Goal - Return each entry exactly, omitting nothing.
>> Start
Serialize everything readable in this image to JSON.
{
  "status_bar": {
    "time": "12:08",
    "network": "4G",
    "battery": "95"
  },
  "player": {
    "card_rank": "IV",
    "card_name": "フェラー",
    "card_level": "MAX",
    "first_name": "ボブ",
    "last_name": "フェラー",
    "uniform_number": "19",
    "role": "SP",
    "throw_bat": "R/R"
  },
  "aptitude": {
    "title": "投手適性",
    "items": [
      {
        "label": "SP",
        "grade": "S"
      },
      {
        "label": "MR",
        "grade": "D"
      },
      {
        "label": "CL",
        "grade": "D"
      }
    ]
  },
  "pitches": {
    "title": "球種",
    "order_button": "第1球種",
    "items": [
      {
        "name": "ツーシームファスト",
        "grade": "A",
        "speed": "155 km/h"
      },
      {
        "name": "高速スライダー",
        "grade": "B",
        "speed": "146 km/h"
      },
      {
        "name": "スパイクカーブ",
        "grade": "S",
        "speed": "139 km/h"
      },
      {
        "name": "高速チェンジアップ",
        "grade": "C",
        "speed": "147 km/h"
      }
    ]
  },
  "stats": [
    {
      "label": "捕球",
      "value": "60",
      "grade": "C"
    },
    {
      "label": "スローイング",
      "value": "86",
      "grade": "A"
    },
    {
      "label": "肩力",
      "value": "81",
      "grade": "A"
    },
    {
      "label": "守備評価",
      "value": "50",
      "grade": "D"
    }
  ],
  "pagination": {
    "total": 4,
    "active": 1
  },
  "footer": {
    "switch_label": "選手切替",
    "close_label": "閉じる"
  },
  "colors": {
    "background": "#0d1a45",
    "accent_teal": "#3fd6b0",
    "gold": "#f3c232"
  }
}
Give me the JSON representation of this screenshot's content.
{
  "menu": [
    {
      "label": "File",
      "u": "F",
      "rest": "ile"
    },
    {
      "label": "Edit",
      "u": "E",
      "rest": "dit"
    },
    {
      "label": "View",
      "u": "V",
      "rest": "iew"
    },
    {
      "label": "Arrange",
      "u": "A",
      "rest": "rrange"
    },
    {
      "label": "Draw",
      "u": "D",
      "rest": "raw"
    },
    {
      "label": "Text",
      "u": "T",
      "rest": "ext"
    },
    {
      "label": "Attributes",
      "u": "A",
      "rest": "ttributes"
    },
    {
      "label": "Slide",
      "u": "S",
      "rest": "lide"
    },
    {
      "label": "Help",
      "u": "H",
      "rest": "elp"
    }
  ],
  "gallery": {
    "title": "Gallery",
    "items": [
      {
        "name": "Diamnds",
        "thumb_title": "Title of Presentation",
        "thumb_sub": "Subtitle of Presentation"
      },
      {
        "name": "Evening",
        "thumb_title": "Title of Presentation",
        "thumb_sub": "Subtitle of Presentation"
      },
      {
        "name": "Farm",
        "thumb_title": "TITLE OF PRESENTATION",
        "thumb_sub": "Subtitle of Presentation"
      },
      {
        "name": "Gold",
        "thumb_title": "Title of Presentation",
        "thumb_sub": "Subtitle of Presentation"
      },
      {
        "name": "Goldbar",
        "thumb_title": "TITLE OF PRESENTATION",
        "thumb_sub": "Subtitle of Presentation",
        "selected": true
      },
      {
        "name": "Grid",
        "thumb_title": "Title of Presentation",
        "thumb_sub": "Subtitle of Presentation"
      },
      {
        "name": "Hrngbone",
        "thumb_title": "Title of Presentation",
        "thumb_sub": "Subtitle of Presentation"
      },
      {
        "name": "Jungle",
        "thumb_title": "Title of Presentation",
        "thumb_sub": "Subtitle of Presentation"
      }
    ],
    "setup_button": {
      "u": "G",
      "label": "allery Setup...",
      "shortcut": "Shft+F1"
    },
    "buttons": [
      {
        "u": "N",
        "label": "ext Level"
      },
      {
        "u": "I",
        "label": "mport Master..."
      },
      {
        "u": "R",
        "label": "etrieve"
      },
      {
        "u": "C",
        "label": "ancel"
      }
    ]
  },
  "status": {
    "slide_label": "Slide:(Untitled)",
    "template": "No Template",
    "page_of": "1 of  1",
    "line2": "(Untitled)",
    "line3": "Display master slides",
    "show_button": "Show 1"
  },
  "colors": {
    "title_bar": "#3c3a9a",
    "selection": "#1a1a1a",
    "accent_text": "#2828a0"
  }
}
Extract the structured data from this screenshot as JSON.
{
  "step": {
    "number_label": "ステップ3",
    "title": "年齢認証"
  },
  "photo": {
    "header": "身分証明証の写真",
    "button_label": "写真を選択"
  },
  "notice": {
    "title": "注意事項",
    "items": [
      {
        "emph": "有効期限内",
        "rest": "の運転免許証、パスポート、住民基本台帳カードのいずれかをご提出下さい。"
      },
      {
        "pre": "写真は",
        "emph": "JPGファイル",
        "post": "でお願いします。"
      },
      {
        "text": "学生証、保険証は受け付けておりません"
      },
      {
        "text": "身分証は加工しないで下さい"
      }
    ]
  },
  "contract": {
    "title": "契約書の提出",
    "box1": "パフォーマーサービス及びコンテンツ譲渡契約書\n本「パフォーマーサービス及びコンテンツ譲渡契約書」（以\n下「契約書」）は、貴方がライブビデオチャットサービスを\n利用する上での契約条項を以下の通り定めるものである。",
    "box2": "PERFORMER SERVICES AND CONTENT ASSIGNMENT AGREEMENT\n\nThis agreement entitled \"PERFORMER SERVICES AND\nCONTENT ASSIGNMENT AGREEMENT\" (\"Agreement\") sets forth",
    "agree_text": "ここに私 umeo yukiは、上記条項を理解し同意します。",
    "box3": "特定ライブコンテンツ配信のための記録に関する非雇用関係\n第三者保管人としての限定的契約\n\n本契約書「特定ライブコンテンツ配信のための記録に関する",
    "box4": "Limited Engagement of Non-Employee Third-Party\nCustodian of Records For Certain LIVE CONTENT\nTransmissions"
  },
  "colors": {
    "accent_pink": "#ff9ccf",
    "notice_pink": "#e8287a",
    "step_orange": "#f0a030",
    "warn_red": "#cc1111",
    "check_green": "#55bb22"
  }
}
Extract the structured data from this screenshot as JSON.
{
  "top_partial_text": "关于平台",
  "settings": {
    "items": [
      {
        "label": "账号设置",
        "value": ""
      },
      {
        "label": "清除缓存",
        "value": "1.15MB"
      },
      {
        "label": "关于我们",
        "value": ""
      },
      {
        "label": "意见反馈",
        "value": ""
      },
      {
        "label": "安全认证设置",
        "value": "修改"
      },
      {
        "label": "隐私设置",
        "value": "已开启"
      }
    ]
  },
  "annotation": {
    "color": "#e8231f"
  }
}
>> End
Response to this exercise -
Serialize everything readable in this image to JSON.
{
  "status_bar": {
    "time": "12:08",
    "network": "4G",
    "battery": "95"
  },
  "player": {
    "card_rank": "IV",
    "card_name": "フェラー",
    "card_level": "MAX",
    "first_name": "ボブ",
    "last_name": "フェラー",
    "uniform_number": "19",
    "role": "SP",
    "throw_bat": "R/R"
  },
  "aptitude": {
    "title": "投手適性",
    "items": [
      {
        "label": "SP",
        "grade": "S"
      },
      {
        "label": "MR",
        "grade": "D"
      },
      {
        "label": "CL",
        "grade": "D"
      }
    ]
  },
  "pitches": {
    "title": "球種",
    "order_button": "第1球種",
    "items": [
      {
        "name": "ツーシームファスト",
        "grade": "A",
        "speed": "155 km/h"
      },
      {
        "name": "高速スライダー",
        "grade": "B",
        "speed": "146 km/h"
      },
      {
        "name": "スパイクカーブ",
        "grade": "S",
        "speed": "139 km/h"
      },
      {
        "name": "高速チェンジアップ",
        "grade": "C",
        "speed": "147 km/h"
      }
    ]
  },
  "stats": [
    {
      "label": "捕球",
      "value": "60",
      "grade": "C"
    },
    {
      "label": "スローイング",
      "value": "86",
      "grade": "A"
    },
    {
      "label": "肩力",
      "value": "81",
      "grade": "A"
    },
    {
      "label": "守備評価",
      "value": "50",
      "grade": "D"
    }
  ],
  "pagination": {
    "total": 4,
    "active": 1
  },
  "footer": {
    "switch_label": "選手切替",
    "close_label": "閉じる"
  },
  "colors": {
    "background": "#0d1a45",
    "accent_teal": "#3fd6b0",
    "gold": "#f3c232"
  }
}
Give me the JSON representation of this screenshot's content.
{
  "menu": [
    {
      "label": "File",
      "u": "F",
      "rest": "ile"
    },
    {
      "label": "Edit",
      "u": "E",
      "rest": "dit"
    },
    {
      "label": "View",
      "u": "V",
      "rest": "iew"
    },
    {
      "label": "Arrange",
      "u": "A",
      "rest": "rrange"
    },
    {
      "label": "Draw",
      "u": "D",
      "rest": "raw"
    },
    {
      "label": "Text",
      "u": "T",
      "rest": "ext"
    },
    {
      "label": "Attributes",
      "u": "A",
      "rest": "ttributes"
    },
    {
      "label": "Slide",
      "u": "S",
      "rest": "lide"
    },
    {
      "label": "Help",
      "u": "H",
      "rest": "elp"
    }
  ],
  "gallery": {
    "title": "Gallery",
    "items": [
      {
        "name": "Diamnds",
        "thumb_title": "Title of Presentation",
        "thumb_sub": "Subtitle of Presentation"
      },
      {
        "name": "Evening",
        "thumb_title": "Title of Presentation",
        "thumb_sub": "Subtitle of Presentation"
      },
      {
        "name": "Farm",
        "thumb_title": "TITLE OF PRESENTATION",
        "thumb_sub": "Subtitle of Presentation"
      },
      {
        "name": "Gold",
        "thumb_title": "Title of Presentation",
        "thumb_sub": "Subtitle of Presentation"
      },
      {
        "name": "Goldbar",
        "thumb_title": "TITLE OF PRESENTATION",
        "thumb_sub": "Subtitle of Presentation",
        "selected": true
      },
      {
        "name": "Grid",
        "thumb_title": "Title of Presentation",
        "thumb_sub": "Subtitle of Presentation"
      },
      {
        "name": "Hrngbone",
        "thumb_title": "Title of Presentation",
        "thumb_sub": "Subtitle of Presentation"
      },
      {
        "name": "Jungle",
        "thumb_title": "Title of Presentation",
        "thumb_sub": "Subtitle of Presentation"
      }
    ],
    "setup_button": {
      "u": "G",
      "label": "allery Setup...",
      "shortcut": "Shft+F1"
    },
    "buttons": [
      {
        "u": "N",
        "label": "ext Level"
      },
      {
        "u": "I",
        "label": "mport Master..."
      },
      {
        "u": "R",
        "label": "etrieve"
      },
      {
        "u": "C",
        "label": "ancel"
      }
    ]
  },
  "status": {
    "slide_label": "Slide:(Untitled)",
    "template": "No Template",
    "page_of": "1 of  1",
    "line2": "(Untitled)",
    "line3": "Display master slides",
    "show_button": "Show 1"
  },
  "colors": {
    "title_bar": "#3c3a9a",
    "selection": "#1a1a1a",
    "accent_text": "#2828a0"
  }
}
Extract the structured data from this screenshot as JSON.
{
  "step": {
    "number_label": "ステップ3",
    "title": "年齢認証"
  },
  "photo": {
    "header": "身分証明証の写真",
    "button_label": "写真を選択"
  },
  "notice": {
    "title": "注意事項",
    "items": [
      {
        "emph": "有効期限内",
        "rest": "の運転免許証、パスポート、住民基本台帳カードのいずれかをご提出下さい。"
      },
      {
        "pre": "写真は",
        "emph": "JPGファイル",
        "post": "でお願いします。"
      },
      {
        "text": "学生証、保険証は受け付けておりません"
      },
      {
        "text": "身分証は加工しないで下さい"
      }
    ]
  },
  "contract": {
    "title": "契約書の提出",
    "box1": "パフォーマーサービス及びコンテンツ譲渡契約書\n本「パフォーマーサービス及びコンテンツ譲渡契約書」（以\n下「契約書」）は、貴方がライブビデオチャットサービスを\n利用する上での契約条項を以下の通り定めるものである。",
    "box2": "PERFORMER SERVICES AND CONTENT ASSIGNMENT AGREEMENT\n\nThis agreement entitled \"PERFORMER SERVICES AND\nCONTENT ASSIGNMENT AGREEMENT\" (\"Agreement\") sets forth",
    "agree_text": "ここに私 umeo yukiは、上記条項を理解し同意します。",
    "box3": "特定ライブコンテンツ配信のための記録に関する非雇用関係\n第三者保管人としての限定的契約\n\n本契約書「特定ライブコンテンツ配信のための記録に関する",
    "box4": "Limited Engagement of Non-Employee Third-Party\nCustodian of Records For Certain LIVE CONTENT\nTransmissions"
  },
  "colors": {
    "accent_pink": "#ff9ccf",
    "notice_pink": "#e8287a",
    "step_orange": "#f0a030",
    "warn_red": "#cc1111",
    "check_green": "#55bb22"
  }
}
Extract the structured data from this screenshot as JSON.
{
  "top_partial_text": "关于平台",
  "settings": {
    "items": [
      {
        "label": "账号设置",
        "value": ""
      },
      {
        "label": "清除缓存",
        "value": "1.15MB"
      },
      {
        "label": "关于我们",
        "value": ""
      },
      {
        "label": "意见反馈",
        "value": ""
      },
      {
        "label": "安全认证设置",
        "value": "修改"
      },
      {
        "label": "隐私设置",
        "value": "已开启"
      }
    ]
  },
  "annotation": {
    "color": "#e8231f"
  }
}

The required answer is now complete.